Stored entries
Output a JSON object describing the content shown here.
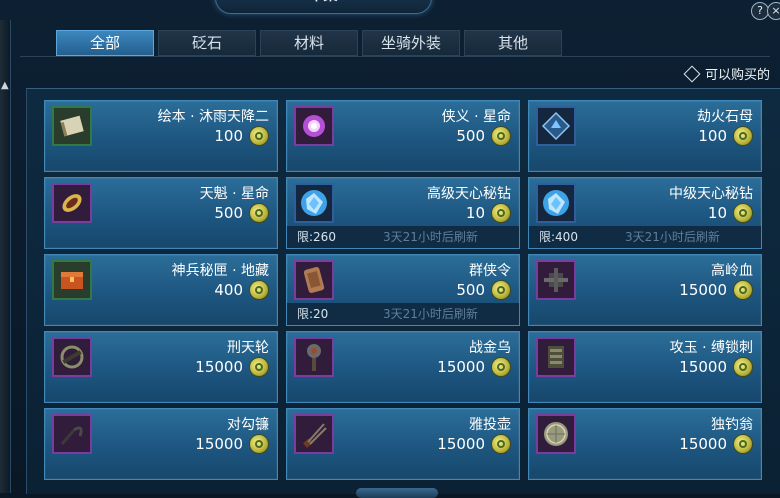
{
  "window": {
    "title": "市集",
    "help_label": "?",
    "close_label": "×"
  },
  "tabs": [
    {
      "label": "全部",
      "active": true
    },
    {
      "label": "砭石",
      "active": false
    },
    {
      "label": "材料",
      "active": false
    },
    {
      "label": "坐骑外装",
      "active": false
    },
    {
      "label": "其他",
      "active": false
    }
  ],
  "filter": {
    "label": "可以购买的",
    "checked": false
  },
  "currency_icon": "coin-icon",
  "items": [
    {
      "name": "绘本 · 沐雨天降二",
      "price": "100",
      "icon": "scroll-icon",
      "rarity": "green"
    },
    {
      "name": "侠义 · 星命",
      "price": "500",
      "icon": "purple-orb-icon",
      "rarity": "purple"
    },
    {
      "name": "劫火石母",
      "price": "100",
      "icon": "blue-crystal-icon",
      "rarity": "blue"
    },
    {
      "name": "天魁 · 星命",
      "price": "500",
      "icon": "golden-bracer-icon",
      "rarity": "purple"
    },
    {
      "name": "高级天心秘钻",
      "price": "10",
      "icon": "blue-gem-icon",
      "rarity": "blue",
      "limit": "限:260",
      "refresh": "3天21小时后刷新"
    },
    {
      "name": "中级天心秘钻",
      "price": "10",
      "icon": "blue-gem-icon",
      "rarity": "blue",
      "limit": "限:400",
      "refresh": "3天21小时后刷新"
    },
    {
      "name": "神兵秘匣 · 地藏",
      "price": "400",
      "icon": "red-box-icon",
      "rarity": "green"
    },
    {
      "name": "群侠令",
      "price": "500",
      "icon": "token-icon",
      "rarity": "purple",
      "limit": "限:20",
      "refresh": "3天21小时后刷新"
    },
    {
      "name": "高岭血",
      "price": "15000",
      "icon": "dark-weapon-icon",
      "rarity": "purple"
    },
    {
      "name": "刑天轮",
      "price": "15000",
      "icon": "wheel-weapon-icon",
      "rarity": "purple"
    },
    {
      "name": "战金乌",
      "price": "15000",
      "icon": "mace-icon",
      "rarity": "purple"
    },
    {
      "name": "攻玉 · 缚锁刺",
      "price": "15000",
      "icon": "gauntlet-icon",
      "rarity": "purple"
    },
    {
      "name": "对勾镰",
      "price": "15000",
      "icon": "sickle-icon",
      "rarity": "purple"
    },
    {
      "name": "雅投壶",
      "price": "15000",
      "icon": "arrows-icon",
      "rarity": "purple"
    },
    {
      "name": "独钓翁",
      "price": "15000",
      "icon": "shield-icon",
      "rarity": "purple"
    }
  ]
}
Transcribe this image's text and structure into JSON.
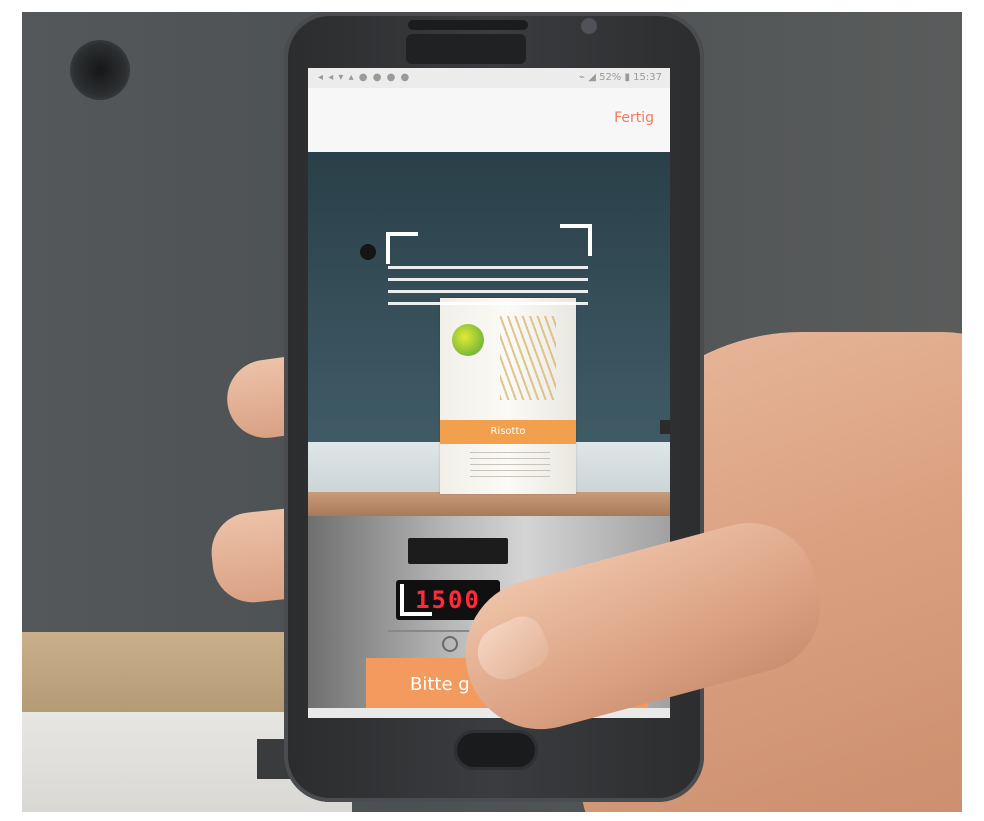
{
  "status_bar": {
    "left_icons": "◂ ◂ ▾ ▴ ● ● ● ●",
    "right_text": "⌁ ◢ 52% ▮ 15:37"
  },
  "app_bar": {
    "done_label": "Fertig"
  },
  "product": {
    "band_text": "Risotto"
  },
  "oven": {
    "display_text": "1500"
  },
  "cta": {
    "label": "Bitte g"
  },
  "icons": {
    "scan_frame": "corner-bracket-icon",
    "status": "status-icons"
  },
  "colors": {
    "accent": "#f37b5c",
    "cta": "#f39a5f",
    "oven_digits": "#ff2b3b"
  }
}
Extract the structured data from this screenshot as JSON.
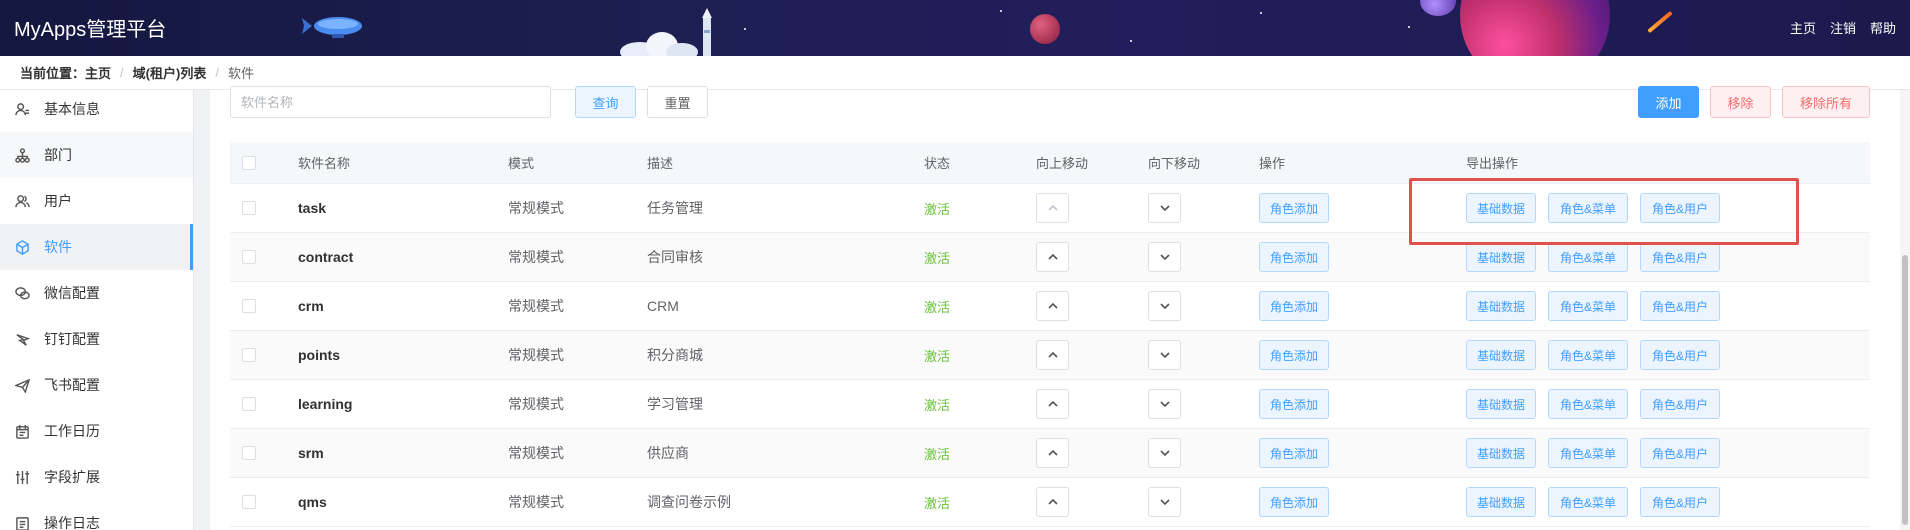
{
  "header": {
    "title": "MyApps管理平台",
    "nav": [
      "主页",
      "注销",
      "帮助"
    ],
    "colors": {
      "bg": "#1b1c4e",
      "planet": "#c0306b"
    }
  },
  "breadcrumb": {
    "prefix": "当前位置：",
    "items": [
      "主页",
      "域(租户)列表",
      "软件"
    ]
  },
  "sidebar": {
    "items": [
      {
        "label": "基本信息",
        "icon": "user-info-icon"
      },
      {
        "label": "部门",
        "icon": "org-chart-icon"
      },
      {
        "label": "用户",
        "icon": "users-icon"
      },
      {
        "label": "软件",
        "icon": "cube-icon",
        "active": true
      },
      {
        "label": "微信配置",
        "icon": "wechat-icon"
      },
      {
        "label": "钉钉配置",
        "icon": "dingtalk-icon"
      },
      {
        "label": "飞书配置",
        "icon": "feishu-icon"
      },
      {
        "label": "工作日历",
        "icon": "calendar-icon"
      },
      {
        "label": "字段扩展",
        "icon": "sliders-icon"
      },
      {
        "label": "操作日志",
        "icon": "log-icon"
      }
    ]
  },
  "toolbar": {
    "search_placeholder": "软件名称",
    "query": "查询",
    "reset": "重置",
    "add": "添加",
    "remove": "移除",
    "remove_all": "移除所有"
  },
  "table": {
    "headers": [
      "软件名称",
      "模式",
      "描述",
      "状态",
      "向上移动",
      "向下移动",
      "操作",
      "导出操作"
    ],
    "op_label": "角色添加",
    "export_labels": [
      "基础数据",
      "角色&菜单",
      "角色&用户"
    ],
    "rows": [
      {
        "name": "task",
        "mode": "常规模式",
        "desc": "任务管理",
        "status": "激活"
      },
      {
        "name": "contract",
        "mode": "常规模式",
        "desc": "合同审核",
        "status": "激活"
      },
      {
        "name": "crm",
        "mode": "常规模式",
        "desc": "CRM",
        "status": "激活"
      },
      {
        "name": "points",
        "mode": "常规模式",
        "desc": "积分商城",
        "status": "激活"
      },
      {
        "name": "learning",
        "mode": "常规模式",
        "desc": "学习管理",
        "status": "激活"
      },
      {
        "name": "srm",
        "mode": "常规模式",
        "desc": "供应商",
        "status": "激活"
      },
      {
        "name": "qms",
        "mode": "常规模式",
        "desc": "调查问卷示例",
        "status": "激活"
      }
    ]
  },
  "colors": {
    "primary": "#409eff",
    "danger": "#f56c6c",
    "success": "#67c23a",
    "highlight": "#e2504c"
  }
}
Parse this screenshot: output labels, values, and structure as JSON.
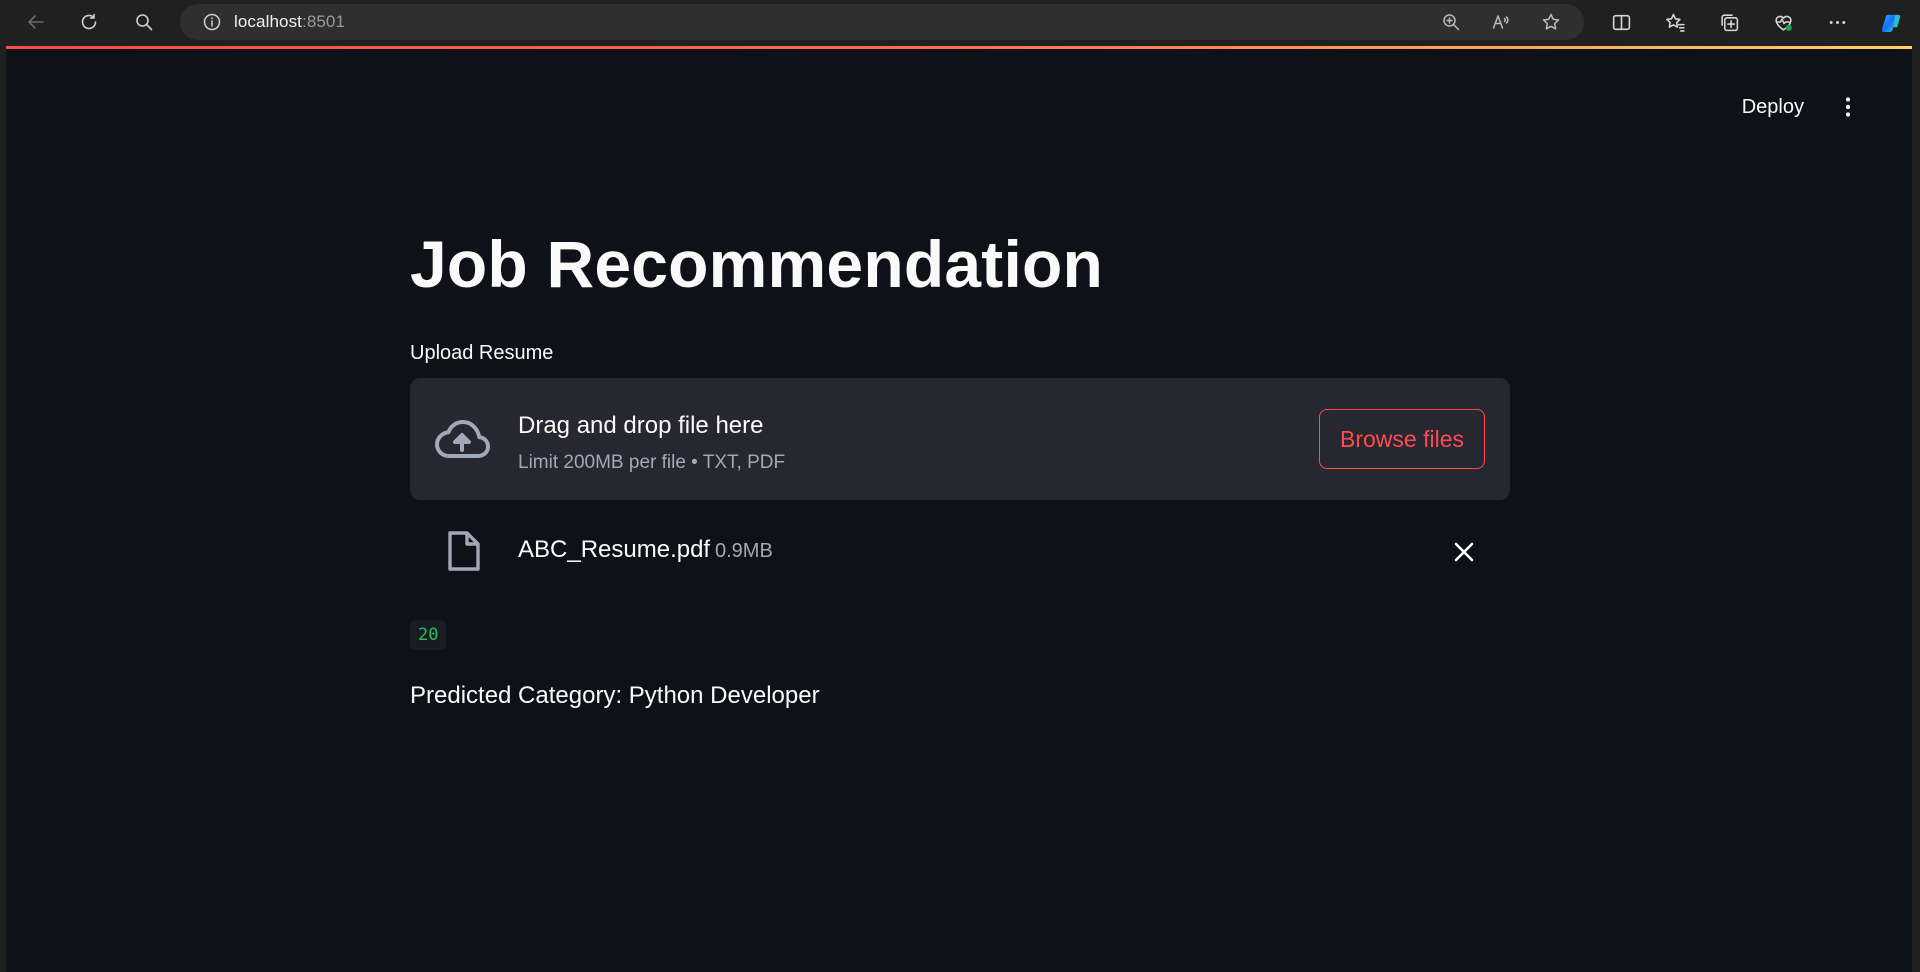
{
  "browser": {
    "url_host": "localhost",
    "url_port": ":8501"
  },
  "header": {
    "deploy_label": "Deploy"
  },
  "main": {
    "title": "Job Recommendation",
    "uploader": {
      "label": "Upload Resume",
      "drop_title": "Drag and drop file here",
      "drop_subtitle": "Limit 200MB per file • TXT, PDF",
      "browse_label": "Browse files"
    },
    "file": {
      "name": "ABC_Resume.pdf",
      "size": "0.9MB"
    },
    "code_value": "20",
    "prediction": "Predicted Category: Python Developer"
  },
  "colors": {
    "accent": "#ff4b4b",
    "background": "#0e1117",
    "dropzone": "#262730",
    "code_green": "#21c354"
  }
}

▶ [Stated exercise] Except for the pictures, reproduce every line exactly.

▶ [Task solution]
Output a JSON object describing the content shown here.
{
  "window": {
    "title": "市集",
    "help_label": "?",
    "close_label": "×"
  },
  "tabs": [
    {
      "label": "全部",
      "active": true
    },
    {
      "label": "砭石",
      "active": false
    },
    {
      "label": "材料",
      "active": false
    },
    {
      "label": "坐骑外装",
      "active": false
    },
    {
      "label": "其他",
      "active": false
    }
  ],
  "filter": {
    "label": "可以购买的",
    "checked": false
  },
  "currency_icon": "coin-icon",
  "items": [
    {
      "name": "绘本 · 沐雨天降二",
      "price": "100",
      "icon": "scroll-icon",
      "rarity": "green"
    },
    {
      "name": "侠义 · 星命",
      "price": "500",
      "icon": "purple-orb-icon",
      "rarity": "purple"
    },
    {
      "name": "劫火石母",
      "price": "100",
      "icon": "blue-crystal-icon",
      "rarity": "blue"
    },
    {
      "name": "天魁 · 星命",
      "price": "500",
      "icon": "golden-bracer-icon",
      "rarity": "purple"
    },
    {
      "name": "高级天心秘钻",
      "price": "10",
      "icon": "blue-gem-icon",
      "rarity": "blue",
      "limit": "限:260",
      "refresh": "3天21小时后刷新"
    },
    {
      "name": "中级天心秘钻",
      "price": "10",
      "icon": "blue-gem-icon",
      "rarity": "blue",
      "limit": "限:400",
      "refresh": "3天21小时后刷新"
    },
    {
      "name": "神兵秘匣 · 地藏",
      "price": "400",
      "icon": "red-box-icon",
      "rarity": "green"
    },
    {
      "name": "群侠令",
      "price": "500",
      "icon": "token-icon",
      "rarity": "purple",
      "limit": "限:20",
      "refresh": "3天21小时后刷新"
    },
    {
      "name": "高岭血",
      "price": "15000",
      "icon": "dark-weapon-icon",
      "rarity": "purple"
    },
    {
      "name": "刑天轮",
      "price": "15000",
      "icon": "wheel-weapon-icon",
      "rarity": "purple"
    },
    {
      "name": "战金乌",
      "price": "15000",
      "icon": "mace-icon",
      "rarity": "purple"
    },
    {
      "name": "攻玉 · 缚锁刺",
      "price": "15000",
      "icon": "gauntlet-icon",
      "rarity": "purple"
    },
    {
      "name": "对勾镰",
      "price": "15000",
      "icon": "sickle-icon",
      "rarity": "purple"
    },
    {
      "name": "雅投壶",
      "price": "15000",
      "icon": "arrows-icon",
      "rarity": "purple"
    },
    {
      "name": "独钓翁",
      "price": "15000",
      "icon": "shield-icon",
      "rarity": "purple"
    }
  ]
}
Transcribe this image's text and structure into JSON.
{
  "status_bar": {
    "left_icons": "◂ ◂ ▾ ▴ ● ● ● ●",
    "right_text": "⌁ ◢ 52% ▮ 15:37"
  },
  "app_bar": {
    "done_label": "Fertig"
  },
  "product": {
    "band_text": "Risotto"
  },
  "oven": {
    "display_text": "1500"
  },
  "cta": {
    "label": "Bitte g"
  },
  "icons": {
    "scan_frame": "corner-bracket-icon",
    "status": "status-icons"
  },
  "colors": {
    "accent": "#f37b5c",
    "cta": "#f39a5f",
    "oven_digits": "#ff2b3b"
  }
}
Extract the structured data from this screenshot as JSON.
{
  "header": {
    "title": "MyApps管理平台",
    "nav": [
      "主页",
      "注销",
      "帮助"
    ],
    "colors": {
      "bg": "#1b1c4e",
      "planet": "#c0306b"
    }
  },
  "breadcrumb": {
    "prefix": "当前位置：",
    "items": [
      "主页",
      "域(租户)列表",
      "软件"
    ]
  },
  "sidebar": {
    "items": [
      {
        "label": "基本信息",
        "icon": "user-info-icon"
      },
      {
        "label": "部门",
        "icon": "org-chart-icon"
      },
      {
        "label": "用户",
        "icon": "users-icon"
      },
      {
        "label": "软件",
        "icon": "cube-icon",
        "active": true
      },
      {
        "label": "微信配置",
        "icon": "wechat-icon"
      },
      {
        "label": "钉钉配置",
        "icon": "dingtalk-icon"
      },
      {
        "label": "飞书配置",
        "icon": "feishu-icon"
      },
      {
        "label": "工作日历",
        "icon": "calendar-icon"
      },
      {
        "label": "字段扩展",
        "icon": "sliders-icon"
      },
      {
        "label": "操作日志",
        "icon": "log-icon"
      }
    ]
  },
  "toolbar": {
    "search_placeholder": "软件名称",
    "query": "查询",
    "reset": "重置",
    "add": "添加",
    "remove": "移除",
    "remove_all": "移除所有"
  },
  "table": {
    "headers": [
      "软件名称",
      "模式",
      "描述",
      "状态",
      "向上移动",
      "向下移动",
      "操作",
      "导出操作"
    ],
    "op_label": "角色添加",
    "export_labels": [
      "基础数据",
      "角色&菜单",
      "角色&用户"
    ],
    "rows": [
      {
        "name": "task",
        "mode": "常规模式",
        "desc": "任务管理",
        "status": "激活"
      },
      {
        "name": "contract",
        "mode": "常规模式",
        "desc": "合同审核",
        "status": "激活"
      },
      {
        "name": "crm",
        "mode": "常规模式",
        "desc": "CRM",
        "status": "激活"
      },
      {
        "name": "points",
        "mode": "常规模式",
        "desc": "积分商城",
        "status": "激活"
      },
      {
        "name": "learning",
        "mode": "常规模式",
        "desc": "学习管理",
        "status": "激活"
      },
      {
        "name": "srm",
        "mode": "常规模式",
        "desc": "供应商",
        "status": "激活"
      },
      {
        "name": "qms",
        "mode": "常规模式",
        "desc": "调查问卷示例",
        "status": "激活"
      }
    ]
  },
  "colors": {
    "primary": "#409eff",
    "danger": "#f56c6c",
    "success": "#67c23a",
    "highlight": "#e2504c"
  }
}
Parse this screenshot: output labels, values, and structure as JSON.
{
  "browser": {
    "url_host": "localhost",
    "url_port": ":8501"
  },
  "header": {
    "deploy_label": "Deploy"
  },
  "main": {
    "title": "Job Recommendation",
    "uploader": {
      "label": "Upload Resume",
      "drop_title": "Drag and drop file here",
      "drop_subtitle": "Limit 200MB per file • TXT, PDF",
      "browse_label": "Browse files"
    },
    "file": {
      "name": "ABC_Resume.pdf",
      "size": "0.9MB"
    },
    "code_value": "20",
    "prediction": "Predicted Category: Python Developer"
  },
  "colors": {
    "accent": "#ff4b4b",
    "background": "#0e1117",
    "dropzone": "#262730",
    "code_green": "#21c354"
  }
}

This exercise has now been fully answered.